*Objective*. Quote the whole listing word for word, please.

*Provided records*.
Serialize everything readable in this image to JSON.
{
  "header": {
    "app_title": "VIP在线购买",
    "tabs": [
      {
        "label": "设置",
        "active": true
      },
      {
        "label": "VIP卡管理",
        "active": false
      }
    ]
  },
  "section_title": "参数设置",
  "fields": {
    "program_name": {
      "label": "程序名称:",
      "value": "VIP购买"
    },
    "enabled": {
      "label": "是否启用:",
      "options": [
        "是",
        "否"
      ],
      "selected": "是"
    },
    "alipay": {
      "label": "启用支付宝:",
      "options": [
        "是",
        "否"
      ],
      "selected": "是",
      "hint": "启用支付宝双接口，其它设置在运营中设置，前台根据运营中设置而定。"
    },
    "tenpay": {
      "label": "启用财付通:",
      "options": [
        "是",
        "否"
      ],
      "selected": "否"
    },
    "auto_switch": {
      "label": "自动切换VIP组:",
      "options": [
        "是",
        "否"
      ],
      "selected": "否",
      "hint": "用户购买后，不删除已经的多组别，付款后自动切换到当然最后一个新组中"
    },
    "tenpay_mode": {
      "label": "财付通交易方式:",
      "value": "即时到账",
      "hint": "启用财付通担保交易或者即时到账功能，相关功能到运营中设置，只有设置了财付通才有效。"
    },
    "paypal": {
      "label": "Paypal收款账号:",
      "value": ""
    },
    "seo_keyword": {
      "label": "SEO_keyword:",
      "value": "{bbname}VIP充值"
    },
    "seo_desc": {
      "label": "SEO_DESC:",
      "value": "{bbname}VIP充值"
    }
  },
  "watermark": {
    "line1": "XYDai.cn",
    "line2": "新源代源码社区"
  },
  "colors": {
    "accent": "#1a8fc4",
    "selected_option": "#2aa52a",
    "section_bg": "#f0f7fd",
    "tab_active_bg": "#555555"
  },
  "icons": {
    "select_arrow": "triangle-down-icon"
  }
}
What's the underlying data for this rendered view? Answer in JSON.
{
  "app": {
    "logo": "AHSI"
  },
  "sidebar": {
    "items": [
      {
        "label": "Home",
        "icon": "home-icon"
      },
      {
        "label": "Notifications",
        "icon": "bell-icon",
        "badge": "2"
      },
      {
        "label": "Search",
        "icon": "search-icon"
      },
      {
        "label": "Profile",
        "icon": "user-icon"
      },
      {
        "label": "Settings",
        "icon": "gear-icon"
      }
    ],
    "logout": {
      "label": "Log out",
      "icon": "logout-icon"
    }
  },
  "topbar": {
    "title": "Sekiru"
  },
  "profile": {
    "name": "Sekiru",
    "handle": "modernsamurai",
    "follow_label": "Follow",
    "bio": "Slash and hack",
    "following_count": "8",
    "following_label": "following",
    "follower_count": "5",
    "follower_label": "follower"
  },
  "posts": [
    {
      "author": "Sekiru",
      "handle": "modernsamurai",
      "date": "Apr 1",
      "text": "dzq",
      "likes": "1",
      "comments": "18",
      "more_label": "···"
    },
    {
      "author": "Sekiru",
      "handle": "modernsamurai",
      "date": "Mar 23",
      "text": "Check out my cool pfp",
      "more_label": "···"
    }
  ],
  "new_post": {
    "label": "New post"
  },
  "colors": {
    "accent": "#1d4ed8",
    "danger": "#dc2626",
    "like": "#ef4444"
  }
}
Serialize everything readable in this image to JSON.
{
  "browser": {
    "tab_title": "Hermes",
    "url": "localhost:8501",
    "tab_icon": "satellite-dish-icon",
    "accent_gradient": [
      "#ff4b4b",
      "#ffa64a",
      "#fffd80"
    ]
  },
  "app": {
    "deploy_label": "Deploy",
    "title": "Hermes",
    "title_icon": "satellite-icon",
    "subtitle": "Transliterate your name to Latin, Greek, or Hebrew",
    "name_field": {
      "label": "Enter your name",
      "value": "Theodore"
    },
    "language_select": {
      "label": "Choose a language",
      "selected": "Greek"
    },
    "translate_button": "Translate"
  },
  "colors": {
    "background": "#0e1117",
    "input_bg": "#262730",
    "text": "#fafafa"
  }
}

*Exercise answer*.
Serialize everything readable in this image to JSON.
{
  "header": {
    "app_title": "VIP在线购买",
    "tabs": [
      {
        "label": "设置",
        "active": true
      },
      {
        "label": "VIP卡管理",
        "active": false
      }
    ]
  },
  "section_title": "参数设置",
  "fields": {
    "program_name": {
      "label": "程序名称:",
      "value": "VIP购买"
    },
    "enabled": {
      "label": "是否启用:",
      "options": [
        "是",
        "否"
      ],
      "selected": "是"
    },
    "alipay": {
      "label": "启用支付宝:",
      "options": [
        "是",
        "否"
      ],
      "selected": "是",
      "hint": "启用支付宝双接口，其它设置在运营中设置，前台根据运营中设置而定。"
    },
    "tenpay": {
      "label": "启用财付通:",
      "options": [
        "是",
        "否"
      ],
      "selected": "否"
    },
    "auto_switch": {
      "label": "自动切换VIP组:",
      "options": [
        "是",
        "否"
      ],
      "selected": "否",
      "hint": "用户购买后，不删除已经的多组别，付款后自动切换到当然最后一个新组中"
    },
    "tenpay_mode": {
      "label": "财付通交易方式:",
      "value": "即时到账",
      "hint": "启用财付通担保交易或者即时到账功能，相关功能到运营中设置，只有设置了财付通才有效。"
    },
    "paypal": {
      "label": "Paypal收款账号:",
      "value": ""
    },
    "seo_keyword": {
      "label": "SEO_keyword:",
      "value": "{bbname}VIP充值"
    },
    "seo_desc": {
      "label": "SEO_DESC:",
      "value": "{bbname}VIP充值"
    }
  },
  "watermark": {
    "line1": "XYDai.cn",
    "line2": "新源代源码社区"
  },
  "colors": {
    "accent": "#1a8fc4",
    "selected_option": "#2aa52a",
    "section_bg": "#f0f7fd",
    "tab_active_bg": "#555555"
  },
  "icons": {
    "select_arrow": "triangle-down-icon"
  }
}
What's the underlying data for this rendered view? Answer in JSON.
{
  "app": {
    "logo": "AHSI"
  },
  "sidebar": {
    "items": [
      {
        "label": "Home",
        "icon": "home-icon"
      },
      {
        "label": "Notifications",
        "icon": "bell-icon",
        "badge": "2"
      },
      {
        "label": "Search",
        "icon": "search-icon"
      },
      {
        "label": "Profile",
        "icon": "user-icon"
      },
      {
        "label": "Settings",
        "icon": "gear-icon"
      }
    ],
    "logout": {
      "label": "Log out",
      "icon": "logout-icon"
    }
  },
  "topbar": {
    "title": "Sekiru"
  },
  "profile": {
    "name": "Sekiru",
    "handle": "modernsamurai",
    "follow_label": "Follow",
    "bio": "Slash and hack",
    "following_count": "8",
    "following_label": "following",
    "follower_count": "5",
    "follower_label": "follower"
  },
  "posts": [
    {
      "author": "Sekiru",
      "handle": "modernsamurai",
      "date": "Apr 1",
      "text": "dzq",
      "likes": "1",
      "comments": "18",
      "more_label": "···"
    },
    {
      "author": "Sekiru",
      "handle": "modernsamurai",
      "date": "Mar 23",
      "text": "Check out my cool pfp",
      "more_label": "···"
    }
  ],
  "new_post": {
    "label": "New post"
  },
  "colors": {
    "accent": "#1d4ed8",
    "danger": "#dc2626",
    "like": "#ef4444"
  }
}
Serialize everything readable in this image to JSON.
{
  "browser": {
    "tab_title": "Hermes",
    "url": "localhost:8501",
    "tab_icon": "satellite-dish-icon",
    "accent_gradient": [
      "#ff4b4b",
      "#ffa64a",
      "#fffd80"
    ]
  },
  "app": {
    "deploy_label": "Deploy",
    "title": "Hermes",
    "title_icon": "satellite-icon",
    "subtitle": "Transliterate your name to Latin, Greek, or Hebrew",
    "name_field": {
      "label": "Enter your name",
      "value": "Theodore"
    },
    "language_select": {
      "label": "Choose a language",
      "selected": "Greek"
    },
    "translate_button": "Translate"
  },
  "colors": {
    "background": "#0e1117",
    "input_bg": "#262730",
    "text": "#fafafa"
  }
}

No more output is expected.